Task prompt: Each entry that follows must be output without any deviation.

(Stored entries)

════════════════

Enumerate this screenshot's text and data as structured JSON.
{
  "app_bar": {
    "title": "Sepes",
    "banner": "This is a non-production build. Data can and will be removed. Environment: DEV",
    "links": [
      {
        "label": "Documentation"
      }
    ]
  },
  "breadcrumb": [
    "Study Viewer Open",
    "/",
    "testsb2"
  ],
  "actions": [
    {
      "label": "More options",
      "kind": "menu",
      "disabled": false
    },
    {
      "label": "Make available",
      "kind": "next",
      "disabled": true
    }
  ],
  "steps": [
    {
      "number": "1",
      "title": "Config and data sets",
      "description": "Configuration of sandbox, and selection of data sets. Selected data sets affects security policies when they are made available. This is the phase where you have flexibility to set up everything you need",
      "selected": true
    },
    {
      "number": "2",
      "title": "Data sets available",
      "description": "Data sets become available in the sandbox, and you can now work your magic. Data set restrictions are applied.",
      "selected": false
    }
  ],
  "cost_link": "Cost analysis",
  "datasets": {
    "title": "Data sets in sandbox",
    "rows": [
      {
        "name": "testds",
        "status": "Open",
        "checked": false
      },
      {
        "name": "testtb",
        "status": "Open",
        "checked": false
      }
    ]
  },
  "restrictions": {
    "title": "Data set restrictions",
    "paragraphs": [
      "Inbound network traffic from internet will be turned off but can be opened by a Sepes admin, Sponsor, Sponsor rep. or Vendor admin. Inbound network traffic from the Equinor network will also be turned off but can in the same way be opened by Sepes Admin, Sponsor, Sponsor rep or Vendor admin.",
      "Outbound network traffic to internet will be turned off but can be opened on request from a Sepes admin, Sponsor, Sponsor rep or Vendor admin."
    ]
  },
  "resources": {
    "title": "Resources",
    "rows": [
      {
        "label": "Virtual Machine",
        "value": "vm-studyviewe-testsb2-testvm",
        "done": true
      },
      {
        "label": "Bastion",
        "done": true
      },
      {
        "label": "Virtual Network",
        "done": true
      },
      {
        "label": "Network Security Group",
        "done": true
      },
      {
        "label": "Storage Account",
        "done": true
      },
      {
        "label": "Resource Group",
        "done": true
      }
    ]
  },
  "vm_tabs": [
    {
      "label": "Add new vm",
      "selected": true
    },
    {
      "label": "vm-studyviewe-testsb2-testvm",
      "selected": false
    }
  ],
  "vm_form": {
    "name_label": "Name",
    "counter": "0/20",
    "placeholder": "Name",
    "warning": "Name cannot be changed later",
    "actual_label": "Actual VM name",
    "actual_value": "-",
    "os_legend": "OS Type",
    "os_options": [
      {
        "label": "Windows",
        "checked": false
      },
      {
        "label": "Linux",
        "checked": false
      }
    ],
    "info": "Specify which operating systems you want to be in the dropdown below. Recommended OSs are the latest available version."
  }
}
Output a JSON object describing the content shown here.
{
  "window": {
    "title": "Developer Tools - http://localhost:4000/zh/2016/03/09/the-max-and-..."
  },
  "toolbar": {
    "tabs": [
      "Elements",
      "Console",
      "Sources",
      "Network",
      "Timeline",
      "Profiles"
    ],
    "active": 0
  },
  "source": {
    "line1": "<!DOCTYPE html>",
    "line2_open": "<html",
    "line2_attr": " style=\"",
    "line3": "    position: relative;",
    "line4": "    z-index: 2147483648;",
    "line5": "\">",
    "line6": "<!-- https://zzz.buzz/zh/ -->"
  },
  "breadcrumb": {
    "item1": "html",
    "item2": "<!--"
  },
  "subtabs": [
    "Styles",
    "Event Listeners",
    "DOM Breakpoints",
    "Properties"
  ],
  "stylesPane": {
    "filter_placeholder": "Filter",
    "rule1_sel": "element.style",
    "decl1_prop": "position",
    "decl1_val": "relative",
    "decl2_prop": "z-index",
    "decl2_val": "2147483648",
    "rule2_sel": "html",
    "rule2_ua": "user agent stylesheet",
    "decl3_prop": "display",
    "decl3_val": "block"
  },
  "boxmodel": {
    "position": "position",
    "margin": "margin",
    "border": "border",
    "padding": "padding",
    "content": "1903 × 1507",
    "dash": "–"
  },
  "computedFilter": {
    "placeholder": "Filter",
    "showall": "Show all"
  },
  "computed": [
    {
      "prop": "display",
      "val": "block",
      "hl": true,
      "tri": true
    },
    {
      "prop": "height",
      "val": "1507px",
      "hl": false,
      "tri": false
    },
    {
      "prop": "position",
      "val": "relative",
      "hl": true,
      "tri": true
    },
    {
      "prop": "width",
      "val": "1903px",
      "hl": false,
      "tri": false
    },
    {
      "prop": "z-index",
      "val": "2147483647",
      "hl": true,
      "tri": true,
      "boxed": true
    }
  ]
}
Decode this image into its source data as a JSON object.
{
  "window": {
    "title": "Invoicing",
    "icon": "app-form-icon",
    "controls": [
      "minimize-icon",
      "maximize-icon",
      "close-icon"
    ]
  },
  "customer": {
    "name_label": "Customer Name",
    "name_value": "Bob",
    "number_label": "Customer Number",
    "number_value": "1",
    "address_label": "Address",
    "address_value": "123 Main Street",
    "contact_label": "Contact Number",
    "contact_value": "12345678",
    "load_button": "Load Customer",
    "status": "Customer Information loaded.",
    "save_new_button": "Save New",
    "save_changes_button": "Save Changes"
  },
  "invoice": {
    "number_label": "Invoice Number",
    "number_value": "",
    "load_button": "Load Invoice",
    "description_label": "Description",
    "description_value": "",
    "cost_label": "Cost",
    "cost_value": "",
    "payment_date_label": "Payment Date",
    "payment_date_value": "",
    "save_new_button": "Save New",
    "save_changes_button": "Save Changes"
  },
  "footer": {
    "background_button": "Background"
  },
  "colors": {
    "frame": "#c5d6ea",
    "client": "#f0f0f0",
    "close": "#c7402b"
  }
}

════════════════

Complete response:
Enumerate this screenshot's text and data as structured JSON.
{
  "app_bar": {
    "title": "Sepes",
    "banner": "This is a non-production build. Data can and will be removed. Environment: DEV",
    "links": [
      {
        "label": "Documentation"
      }
    ]
  },
  "breadcrumb": [
    "Study Viewer Open",
    "/",
    "testsb2"
  ],
  "actions": [
    {
      "label": "More options",
      "kind": "menu",
      "disabled": false
    },
    {
      "label": "Make available",
      "kind": "next",
      "disabled": true
    }
  ],
  "steps": [
    {
      "number": "1",
      "title": "Config and data sets",
      "description": "Configuration of sandbox, and selection of data sets. Selected data sets affects security policies when they are made available. This is the phase where you have flexibility to set up everything you need",
      "selected": true
    },
    {
      "number": "2",
      "title": "Data sets available",
      "description": "Data sets become available in the sandbox, and you can now work your magic. Data set restrictions are applied.",
      "selected": false
    }
  ],
  "cost_link": "Cost analysis",
  "datasets": {
    "title": "Data sets in sandbox",
    "rows": [
      {
        "name": "testds",
        "status": "Open",
        "checked": false
      },
      {
        "name": "testtb",
        "status": "Open",
        "checked": false
      }
    ]
  },
  "restrictions": {
    "title": "Data set restrictions",
    "paragraphs": [
      "Inbound network traffic from internet will be turned off but can be opened by a Sepes admin, Sponsor, Sponsor rep. or Vendor admin. Inbound network traffic from the Equinor network will also be turned off but can in the same way be opened by Sepes Admin, Sponsor, Sponsor rep or Vendor admin.",
      "Outbound network traffic to internet will be turned off but can be opened on request from a Sepes admin, Sponsor, Sponsor rep or Vendor admin."
    ]
  },
  "resources": {
    "title": "Resources",
    "rows": [
      {
        "label": "Virtual Machine",
        "value": "vm-studyviewe-testsb2-testvm",
        "done": true
      },
      {
        "label": "Bastion",
        "done": true
      },
      {
        "label": "Virtual Network",
        "done": true
      },
      {
        "label": "Network Security Group",
        "done": true
      },
      {
        "label": "Storage Account",
        "done": true
      },
      {
        "label": "Resource Group",
        "done": true
      }
    ]
  },
  "vm_tabs": [
    {
      "label": "Add new vm",
      "selected": true
    },
    {
      "label": "vm-studyviewe-testsb2-testvm",
      "selected": false
    }
  ],
  "vm_form": {
    "name_label": "Name",
    "counter": "0/20",
    "placeholder": "Name",
    "warning": "Name cannot be changed later",
    "actual_label": "Actual VM name",
    "actual_value": "-",
    "os_legend": "OS Type",
    "os_options": [
      {
        "label": "Windows",
        "checked": false
      },
      {
        "label": "Linux",
        "checked": false
      }
    ],
    "info": "Specify which operating systems you want to be in the dropdown below. Recommended OSs are the latest available version."
  }
}
Output a JSON object describing the content shown here.
{
  "window": {
    "title": "Developer Tools - http://localhost:4000/zh/2016/03/09/the-max-and-..."
  },
  "toolbar": {
    "tabs": [
      "Elements",
      "Console",
      "Sources",
      "Network",
      "Timeline",
      "Profiles"
    ],
    "active": 0
  },
  "source": {
    "line1": "<!DOCTYPE html>",
    "line2_open": "<html",
    "line2_attr": " style=\"",
    "line3": "    position: relative;",
    "line4": "    z-index: 2147483648;",
    "line5": "\">",
    "line6": "<!-- https://zzz.buzz/zh/ -->"
  },
  "breadcrumb": {
    "item1": "html",
    "item2": "<!--"
  },
  "subtabs": [
    "Styles",
    "Event Listeners",
    "DOM Breakpoints",
    "Properties"
  ],
  "stylesPane": {
    "filter_placeholder": "Filter",
    "rule1_sel": "element.style",
    "decl1_prop": "position",
    "decl1_val": "relative",
    "decl2_prop": "z-index",
    "decl2_val": "2147483648",
    "rule2_sel": "html",
    "rule2_ua": "user agent stylesheet",
    "decl3_prop": "display",
    "decl3_val": "block"
  },
  "boxmodel": {
    "position": "position",
    "margin": "margin",
    "border": "border",
    "padding": "padding",
    "content": "1903 × 1507",
    "dash": "–"
  },
  "computedFilter": {
    "placeholder": "Filter",
    "showall": "Show all"
  },
  "computed": [
    {
      "prop": "display",
      "val": "block",
      "hl": true,
      "tri": true
    },
    {
      "prop": "height",
      "val": "1507px",
      "hl": false,
      "tri": false
    },
    {
      "prop": "position",
      "val": "relative",
      "hl": true,
      "tri": true
    },
    {
      "prop": "width",
      "val": "1903px",
      "hl": false,
      "tri": false
    },
    {
      "prop": "z-index",
      "val": "2147483647",
      "hl": true,
      "tri": true,
      "boxed": true
    }
  ]
}
Decode this image into its source data as a JSON object.
{
  "window": {
    "title": "Invoicing",
    "icon": "app-form-icon",
    "controls": [
      "minimize-icon",
      "maximize-icon",
      "close-icon"
    ]
  },
  "customer": {
    "name_label": "Customer Name",
    "name_value": "Bob",
    "number_label": "Customer Number",
    "number_value": "1",
    "address_label": "Address",
    "address_value": "123 Main Street",
    "contact_label": "Contact Number",
    "contact_value": "12345678",
    "load_button": "Load Customer",
    "status": "Customer Information loaded.",
    "save_new_button": "Save New",
    "save_changes_button": "Save Changes"
  },
  "invoice": {
    "number_label": "Invoice Number",
    "number_value": "",
    "load_button": "Load Invoice",
    "description_label": "Description",
    "description_value": "",
    "cost_label": "Cost",
    "cost_value": "",
    "payment_date_label": "Payment Date",
    "payment_date_value": "",
    "save_new_button": "Save New",
    "save_changes_button": "Save Changes"
  },
  "footer": {
    "background_button": "Background"
  },
  "colors": {
    "frame": "#c5d6ea",
    "client": "#f0f0f0",
    "close": "#c7402b"
  }
}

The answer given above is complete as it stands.